Start of Extracted information
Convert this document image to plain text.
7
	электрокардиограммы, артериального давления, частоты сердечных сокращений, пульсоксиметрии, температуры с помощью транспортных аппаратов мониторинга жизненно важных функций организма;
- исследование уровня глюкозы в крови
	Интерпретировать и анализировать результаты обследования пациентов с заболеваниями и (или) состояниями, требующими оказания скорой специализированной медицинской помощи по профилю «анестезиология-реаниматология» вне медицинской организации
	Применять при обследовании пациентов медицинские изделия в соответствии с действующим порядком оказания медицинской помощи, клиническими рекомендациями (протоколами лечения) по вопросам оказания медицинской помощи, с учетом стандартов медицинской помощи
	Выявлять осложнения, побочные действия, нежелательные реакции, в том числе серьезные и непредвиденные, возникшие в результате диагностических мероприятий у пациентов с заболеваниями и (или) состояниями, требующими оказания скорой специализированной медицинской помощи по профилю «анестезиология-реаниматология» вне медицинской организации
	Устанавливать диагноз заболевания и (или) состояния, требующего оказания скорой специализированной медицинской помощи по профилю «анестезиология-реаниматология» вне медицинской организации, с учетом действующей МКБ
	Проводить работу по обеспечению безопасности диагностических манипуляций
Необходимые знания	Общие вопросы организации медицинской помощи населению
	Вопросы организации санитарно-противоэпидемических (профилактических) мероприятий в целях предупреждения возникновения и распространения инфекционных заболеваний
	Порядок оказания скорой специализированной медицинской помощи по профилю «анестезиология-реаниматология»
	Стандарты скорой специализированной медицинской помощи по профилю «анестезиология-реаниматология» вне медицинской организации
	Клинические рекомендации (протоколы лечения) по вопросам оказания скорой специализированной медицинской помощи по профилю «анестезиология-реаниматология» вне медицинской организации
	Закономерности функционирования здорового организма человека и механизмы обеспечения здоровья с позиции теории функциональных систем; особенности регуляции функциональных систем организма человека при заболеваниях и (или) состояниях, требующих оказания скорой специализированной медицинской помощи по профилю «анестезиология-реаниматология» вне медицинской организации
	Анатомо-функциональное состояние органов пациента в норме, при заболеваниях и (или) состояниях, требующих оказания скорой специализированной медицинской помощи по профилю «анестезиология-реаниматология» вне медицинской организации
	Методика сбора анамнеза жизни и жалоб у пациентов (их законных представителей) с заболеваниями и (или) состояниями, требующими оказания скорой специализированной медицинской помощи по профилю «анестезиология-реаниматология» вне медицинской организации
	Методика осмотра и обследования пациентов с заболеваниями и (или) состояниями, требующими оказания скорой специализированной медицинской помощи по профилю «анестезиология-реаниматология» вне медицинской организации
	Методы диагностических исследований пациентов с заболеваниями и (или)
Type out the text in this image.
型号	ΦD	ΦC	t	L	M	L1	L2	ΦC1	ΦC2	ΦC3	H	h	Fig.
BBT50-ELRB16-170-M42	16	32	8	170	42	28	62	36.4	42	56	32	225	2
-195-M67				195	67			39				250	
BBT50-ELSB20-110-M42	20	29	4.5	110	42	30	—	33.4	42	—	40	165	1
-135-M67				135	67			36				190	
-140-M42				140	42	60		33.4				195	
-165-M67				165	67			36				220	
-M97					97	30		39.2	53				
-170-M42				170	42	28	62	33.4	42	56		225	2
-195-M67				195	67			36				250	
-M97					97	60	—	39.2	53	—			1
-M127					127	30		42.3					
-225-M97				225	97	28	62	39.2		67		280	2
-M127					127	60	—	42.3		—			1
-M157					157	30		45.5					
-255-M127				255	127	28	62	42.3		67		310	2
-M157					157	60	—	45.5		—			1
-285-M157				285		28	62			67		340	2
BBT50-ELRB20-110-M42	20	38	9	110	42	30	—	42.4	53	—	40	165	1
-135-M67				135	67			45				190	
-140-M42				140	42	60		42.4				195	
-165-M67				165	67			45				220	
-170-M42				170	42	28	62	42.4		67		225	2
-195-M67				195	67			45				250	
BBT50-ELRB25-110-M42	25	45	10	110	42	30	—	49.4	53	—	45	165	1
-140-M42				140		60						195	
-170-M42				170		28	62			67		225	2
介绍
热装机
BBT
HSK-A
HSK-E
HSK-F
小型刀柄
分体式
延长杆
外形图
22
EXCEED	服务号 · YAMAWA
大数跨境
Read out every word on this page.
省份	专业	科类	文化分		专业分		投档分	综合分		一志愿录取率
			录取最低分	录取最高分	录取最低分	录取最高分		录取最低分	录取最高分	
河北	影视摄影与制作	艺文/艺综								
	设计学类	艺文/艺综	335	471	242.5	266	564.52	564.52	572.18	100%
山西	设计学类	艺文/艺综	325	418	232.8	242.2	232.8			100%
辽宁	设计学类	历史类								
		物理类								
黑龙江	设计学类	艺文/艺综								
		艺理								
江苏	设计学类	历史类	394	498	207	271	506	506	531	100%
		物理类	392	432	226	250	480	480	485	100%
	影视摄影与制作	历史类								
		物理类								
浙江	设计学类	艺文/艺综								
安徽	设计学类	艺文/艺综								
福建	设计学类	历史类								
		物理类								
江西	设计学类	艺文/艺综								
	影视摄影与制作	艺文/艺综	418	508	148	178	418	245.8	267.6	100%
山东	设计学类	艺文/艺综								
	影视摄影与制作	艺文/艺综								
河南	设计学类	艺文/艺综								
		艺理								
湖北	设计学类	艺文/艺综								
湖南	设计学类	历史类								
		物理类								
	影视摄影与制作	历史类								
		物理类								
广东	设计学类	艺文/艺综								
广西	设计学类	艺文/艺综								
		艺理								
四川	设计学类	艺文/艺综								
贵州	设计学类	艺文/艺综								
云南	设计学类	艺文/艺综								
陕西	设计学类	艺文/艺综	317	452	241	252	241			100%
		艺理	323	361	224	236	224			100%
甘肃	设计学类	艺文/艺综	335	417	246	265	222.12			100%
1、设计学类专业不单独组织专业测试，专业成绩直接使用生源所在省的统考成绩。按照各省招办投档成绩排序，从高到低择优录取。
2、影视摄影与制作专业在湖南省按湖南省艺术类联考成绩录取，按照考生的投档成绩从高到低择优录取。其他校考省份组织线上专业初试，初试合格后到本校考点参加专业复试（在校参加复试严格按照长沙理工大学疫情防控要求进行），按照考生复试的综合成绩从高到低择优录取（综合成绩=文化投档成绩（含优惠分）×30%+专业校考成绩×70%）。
End of Extracted information
Can you give every line above again, exactly as written?

■ Answer in full:
Convert this document image to plain text.
7
	электрокардиограммы, артериального давления, частоты сердечных сокращений, пульсоксиметрии, температуры с помощью транспортных аппаратов мониторинга жизненно важных функций организма;
- исследование уровня глюкозы в крови
	Интерпретировать и анализировать результаты обследования пациентов с заболеваниями и (или) состояниями, требующими оказания скорой специализированной медицинской помощи по профилю «анестезиология-реаниматология» вне медицинской организации
	Применять при обследовании пациентов медицинские изделия в соответствии с действующим порядком оказания медицинской помощи, клиническими рекомендациями (протоколами лечения) по вопросам оказания медицинской помощи, с учетом стандартов медицинской помощи
	Выявлять осложнения, побочные действия, нежелательные реакции, в том числе серьезные и непредвиденные, возникшие в результате диагностических мероприятий у пациентов с заболеваниями и (или) состояниями, требующими оказания скорой специализированной медицинской помощи по профилю «анестезиология-реаниматология» вне медицинской организации
	Устанавливать диагноз заболевания и (или) состояния, требующего оказания скорой специализированной медицинской помощи по профилю «анестезиология-реаниматология» вне медицинской организации, с учетом действующей МКБ
	Проводить работу по обеспечению безопасности диагностических манипуляций
Необходимые знания	Общие вопросы организации медицинской помощи населению
	Вопросы организации санитарно-противоэпидемических (профилактических) мероприятий в целях предупреждения возникновения и распространения инфекционных заболеваний
	Порядок оказания скорой специализированной медицинской помощи по профилю «анестезиология-реаниматология»
	Стандарты скорой специализированной медицинской помощи по профилю «анестезиология-реаниматология» вне медицинской организации
	Клинические рекомендации (протоколы лечения) по вопросам оказания скорой специализированной медицинской помощи по профилю «анестезиология-реаниматология» вне медицинской организации
	Закономерности функционирования здорового организма человека и механизмы обеспечения здоровья с позиции теории функциональных систем; особенности регуляции функциональных систем организма человека при заболеваниях и (или) состояниях, требующих оказания скорой специализированной медицинской помощи по профилю «анестезиология-реаниматология» вне медицинской организации
	Анатомо-функциональное состояние органов пациента в норме, при заболеваниях и (или) состояниях, требующих оказания скорой специализированной медицинской помощи по профилю «анестезиология-реаниматология» вне медицинской организации
	Методика сбора анамнеза жизни и жалоб у пациентов (их законных представителей) с заболеваниями и (или) состояниями, требующими оказания скорой специализированной медицинской помощи по профилю «анестезиология-реаниматология» вне медицинской организации
	Методика осмотра и обследования пациентов с заболеваниями и (или) состояниями, требующими оказания скорой специализированной медицинской помощи по профилю «анестезиология-реаниматология» вне медицинской организации
	Методы диагностических исследований пациентов с заболеваниями и (или)
Type out the text in this image.
型号	ΦD	ΦC	t	L	M	L1	L2	ΦC1	ΦC2	ΦC3	H	h	Fig.
BBT50-ELRB16-170-M42	16	32	8	170	42	28	62	36.4	42	56	32	225	2
-195-M67				195	67			39				250	
BBT50-ELSB20-110-M42	20	29	4.5	110	42	30	—	33.4	42	—	40	165	1
-135-M67				135	67			36				190	
-140-M42				140	42	60		33.4				195	
-165-M67				165	67			36				220	
-M97					97	30		39.2	53				
-170-M42				170	42	28	62	33.4	42	56		225	2
-195-M67				195	67			36				250	
-M97					97	60	—	39.2	53	—			1
-M127					127	30		42.3					
-225-M97				225	97	28	62	39.2		67		280	2
-M127					127	60	—	42.3		—			1
-M157					157	30		45.5					
-255-M127				255	127	28	62	42.3		67		310	2
-M157					157	60	—	45.5		—			1
-285-M157				285		28	62			67		340	2
BBT50-ELRB20-110-M42	20	38	9	110	42	30	—	42.4	53	—	40	165	1
-135-M67				135	67			45				190	
-140-M42				140	42	60		42.4				195	
-165-M67				165	67			45				220	
-170-M42				170	42	28	62	42.4		67		225	2
-195-M67				195	67			45				250	
BBT50-ELRB25-110-M42	25	45	10	110	42	30	—	49.4	53	—	45	165	1
-140-M42				140		60						195	
-170-M42				170		28	62			67		225	2
介绍
热装机
BBT
HSK-A
HSK-E
HSK-F
小型刀柄
分体式
延长杆
外形图
22
EXCEED	服务号 · YAMAWA
大数跨境
Read out every word on this page.
省份	专业	科类	文化分		专业分		投档分	综合分		一志愿录取率
			录取最低分	录取最高分	录取最低分	录取最高分		录取最低分	录取最高分	
河北	影视摄影与制作	艺文/艺综								
	设计学类	艺文/艺综	335	471	242.5	266	564.52	564.52	572.18	100%
山西	设计学类	艺文/艺综	325	418	232.8	242.2	232.8			100%
辽宁	设计学类	历史类								
		物理类								
黑龙江	设计学类	艺文/艺综								
		艺理								
江苏	设计学类	历史类	394	498	207	271	506	506	531	100%
		物理类	392	432	226	250	480	480	485	100%
	影视摄影与制作	历史类								
		物理类								
浙江	设计学类	艺文/艺综								
安徽	设计学类	艺文/艺综								
福建	设计学类	历史类								
		物理类								
江西	设计学类	艺文/艺综								
	影视摄影与制作	艺文/艺综	418	508	148	178	418	245.8	267.6	100%
山东	设计学类	艺文/艺综								
	影视摄影与制作	艺文/艺综								
河南	设计学类	艺文/艺综								
		艺理								
湖北	设计学类	艺文/艺综								
湖南	设计学类	历史类								
		物理类								
	影视摄影与制作	历史类								
		物理类								
广东	设计学类	艺文/艺综								
广西	设计学类	艺文/艺综								
		艺理								
四川	设计学类	艺文/艺综								
贵州	设计学类	艺文/艺综								
云南	设计学类	艺文/艺综								
陕西	设计学类	艺文/艺综	317	452	241	252	241			100%
		艺理	323	361	224	236	224			100%
甘肃	设计学类	艺文/艺综	335	417	246	265	222.12			100%
1、设计学类专业不单独组织专业测试，专业成绩直接使用生源所在省的统考成绩。按照各省招办投档成绩排序，从高到低择优录取。
2、影视摄影与制作专业在湖南省按湖南省艺术类联考成绩录取，按照考生的投档成绩从高到低择优录取。其他校考省份组织线上专业初试，初试合格后到本校考点参加专业复试（在校参加复试严格按照长沙理工大学疫情防控要求进行），按照考生复试的综合成绩从高到低择优录取（综合成绩=文化投档成绩（含优惠分）×30%+专业校考成绩×70%）。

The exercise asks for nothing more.